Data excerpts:
***

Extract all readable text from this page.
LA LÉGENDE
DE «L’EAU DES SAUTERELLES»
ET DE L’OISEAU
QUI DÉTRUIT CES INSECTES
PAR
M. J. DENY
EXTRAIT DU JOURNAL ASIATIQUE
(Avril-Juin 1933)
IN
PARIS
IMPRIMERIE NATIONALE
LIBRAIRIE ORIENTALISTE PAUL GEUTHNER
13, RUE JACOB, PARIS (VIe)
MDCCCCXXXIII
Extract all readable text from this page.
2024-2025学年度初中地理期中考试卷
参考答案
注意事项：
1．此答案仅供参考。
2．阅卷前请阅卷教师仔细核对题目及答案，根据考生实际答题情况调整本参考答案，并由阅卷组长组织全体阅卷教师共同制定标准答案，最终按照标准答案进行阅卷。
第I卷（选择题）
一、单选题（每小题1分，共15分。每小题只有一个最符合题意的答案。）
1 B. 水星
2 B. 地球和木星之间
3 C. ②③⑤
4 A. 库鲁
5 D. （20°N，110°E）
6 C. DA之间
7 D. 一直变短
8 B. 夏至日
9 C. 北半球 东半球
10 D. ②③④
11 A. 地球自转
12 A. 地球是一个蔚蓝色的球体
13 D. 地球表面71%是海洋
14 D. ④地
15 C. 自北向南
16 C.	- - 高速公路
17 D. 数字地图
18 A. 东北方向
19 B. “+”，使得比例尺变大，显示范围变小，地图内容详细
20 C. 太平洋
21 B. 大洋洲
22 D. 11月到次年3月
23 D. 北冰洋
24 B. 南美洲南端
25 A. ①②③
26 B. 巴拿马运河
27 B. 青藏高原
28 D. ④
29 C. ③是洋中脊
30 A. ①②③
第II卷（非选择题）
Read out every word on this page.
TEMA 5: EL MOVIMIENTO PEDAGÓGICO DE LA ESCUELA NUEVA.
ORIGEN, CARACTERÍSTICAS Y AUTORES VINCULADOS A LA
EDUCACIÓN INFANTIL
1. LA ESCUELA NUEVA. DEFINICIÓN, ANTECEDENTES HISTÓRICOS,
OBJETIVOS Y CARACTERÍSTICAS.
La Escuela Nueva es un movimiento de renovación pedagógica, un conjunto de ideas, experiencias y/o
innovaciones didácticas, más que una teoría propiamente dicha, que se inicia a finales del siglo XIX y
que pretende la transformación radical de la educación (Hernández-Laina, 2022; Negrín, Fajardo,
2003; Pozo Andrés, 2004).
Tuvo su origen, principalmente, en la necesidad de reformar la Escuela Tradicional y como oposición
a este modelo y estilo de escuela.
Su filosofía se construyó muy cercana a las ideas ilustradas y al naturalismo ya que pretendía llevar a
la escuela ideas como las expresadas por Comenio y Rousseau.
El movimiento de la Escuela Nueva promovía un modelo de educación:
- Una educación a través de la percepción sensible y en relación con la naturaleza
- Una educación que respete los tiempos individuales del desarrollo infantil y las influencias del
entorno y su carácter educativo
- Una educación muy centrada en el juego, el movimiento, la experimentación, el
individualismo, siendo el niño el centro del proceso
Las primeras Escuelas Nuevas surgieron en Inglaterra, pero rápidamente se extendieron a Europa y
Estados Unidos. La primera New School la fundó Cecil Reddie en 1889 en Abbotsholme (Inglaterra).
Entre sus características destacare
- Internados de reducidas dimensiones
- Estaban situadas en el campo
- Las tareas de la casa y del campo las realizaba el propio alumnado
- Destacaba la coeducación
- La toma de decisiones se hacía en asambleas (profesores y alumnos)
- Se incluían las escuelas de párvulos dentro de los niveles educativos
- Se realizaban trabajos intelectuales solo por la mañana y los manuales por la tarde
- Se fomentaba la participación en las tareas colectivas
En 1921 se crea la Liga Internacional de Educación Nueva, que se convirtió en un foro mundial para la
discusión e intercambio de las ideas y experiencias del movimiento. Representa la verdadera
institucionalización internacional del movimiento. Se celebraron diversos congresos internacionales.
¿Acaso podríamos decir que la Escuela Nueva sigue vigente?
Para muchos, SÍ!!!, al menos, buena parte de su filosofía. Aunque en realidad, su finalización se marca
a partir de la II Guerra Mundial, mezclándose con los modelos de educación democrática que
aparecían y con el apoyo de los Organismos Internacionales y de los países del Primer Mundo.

***

REQUIREMENTS: Copy every line of the data that holds the string "Inglaterra".

SOLUTION:
Las primeras Escuelas Nuevas surgieron en Inglaterra, pero rápidamente se extendieron a Europa y
Estados Unidos. La primera New School la fundó Cecil Reddie en 1889 en Abbotsholme (Inglaterra).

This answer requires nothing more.